Muchos son llamados y pocos los escogidos

Evangelio según san Mateo: 22, 1-14
 
En aquel tiempo, volvió Jesús a hablar en parábolas a los sumos sacerdotes y a los ancianos del pueblo, diciendo: "El Reino de los cielos es semejante a un rey que preparó un banquete de bodas para su hijo. Mandó a sus criados que llamaran a los invitados, pero éstos no quisieron ir.

Envió de nuevo a otros criados que les dijeran: 'Tengo preparado el banquete; he hecho matar mis terneras y los otros animales gordos; todo está listo. Vengan a la boda'. Pero los invitados no hicieron caso. Uno se fue a su campo, otro a su negocio y los demás se les echaron encima a los criados, los insultaron y los mataron.

Entonces el rey se llenó de cólera y mandó sus tropas, que dieron muerte a aquellos asesinos y prendieron fuego a la ciudad.

Luego les dijo a sus criados: 'La boda está preparada; pero los que habían sido invitados no fueron dignos.

▸ **Datos almacenados**

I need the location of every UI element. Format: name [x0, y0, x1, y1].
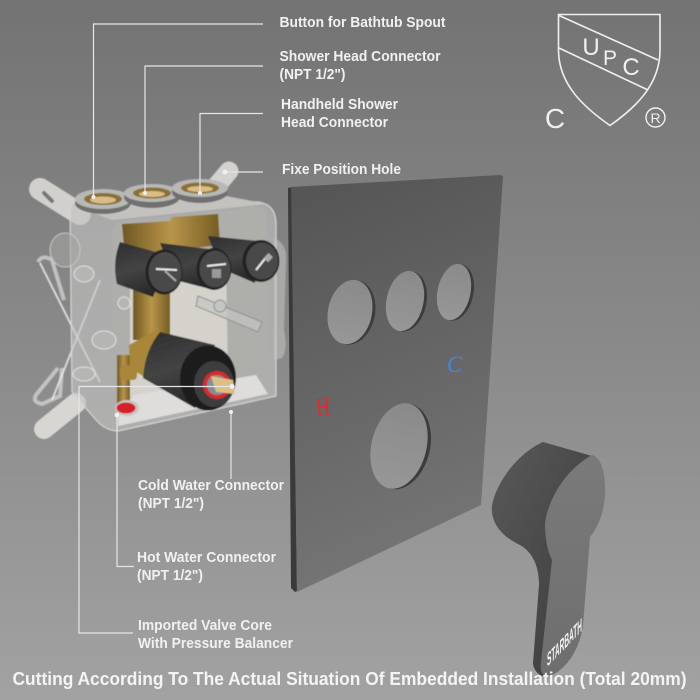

▸ **Actividades propuestas**
A. Resume en dos oraciones el fragmento de la parábola del banquete de bodas.
B. Retoma el fragmento de la parábola del banquete de bodas y continúalo a partir de su última oración.

▸ **Respuestas dadas**
A. Jesús compara el Reino de los cielos con un rey que preparó un banquete de bodas para su hijo, pero los invitados no quisieron acudir a pesar de dos llamadas: unos se fueron a su campo o a su negocio y los demás insultaron y mataron a los criados. El rey, lleno de cólera, mandó sus tropas a matar a los asesinos y a incendiar la ciudad, y después dijo a sus criados que la boda estaba preparada, pero que los invitados no habían sido dignos.

B.
Salgan, pues, a los cruces de los caminos y conviden al banquete de bodas a todos los que encuentren'. Los criados salieron a los caminos y reunieron a todos los que encontraron, malos y buenos, y la sala del banquete se llenó de convidados.

Cuando el rey entró a saludar a los convidados, vio entre ellos a un hombre que no iba vestido con traje de fiesta y le preguntó: 'Amigo, ¿cómo has entrado aquí sin traje de fiesta?'. Aquel hombre se quedó callado. Entonces el rey dijo a los criados: 'Átenlo de pies y manos y arrójenlo fuera, a las tinieblas. Allí será el llanto y la desesperación'. Porque muchos son los llamados y pocos los escogidos".

Palabra del Señor. Gloria a ti, Señor Jesús.
 
 
 OBISPO 
En un reino las bodas del rey son, sin duda, uno de los acontecimientos más festivos que pueden ocurrir. Por eso el Señor se vale de esta comparación, en más de una ocasión, para hacernos comprender de alguna manera las alegrías del Cielo. Alegría y abundancia de toda clase de bienes que se prolongan por muchos días. En el caso del Cielo por toda la eternidad.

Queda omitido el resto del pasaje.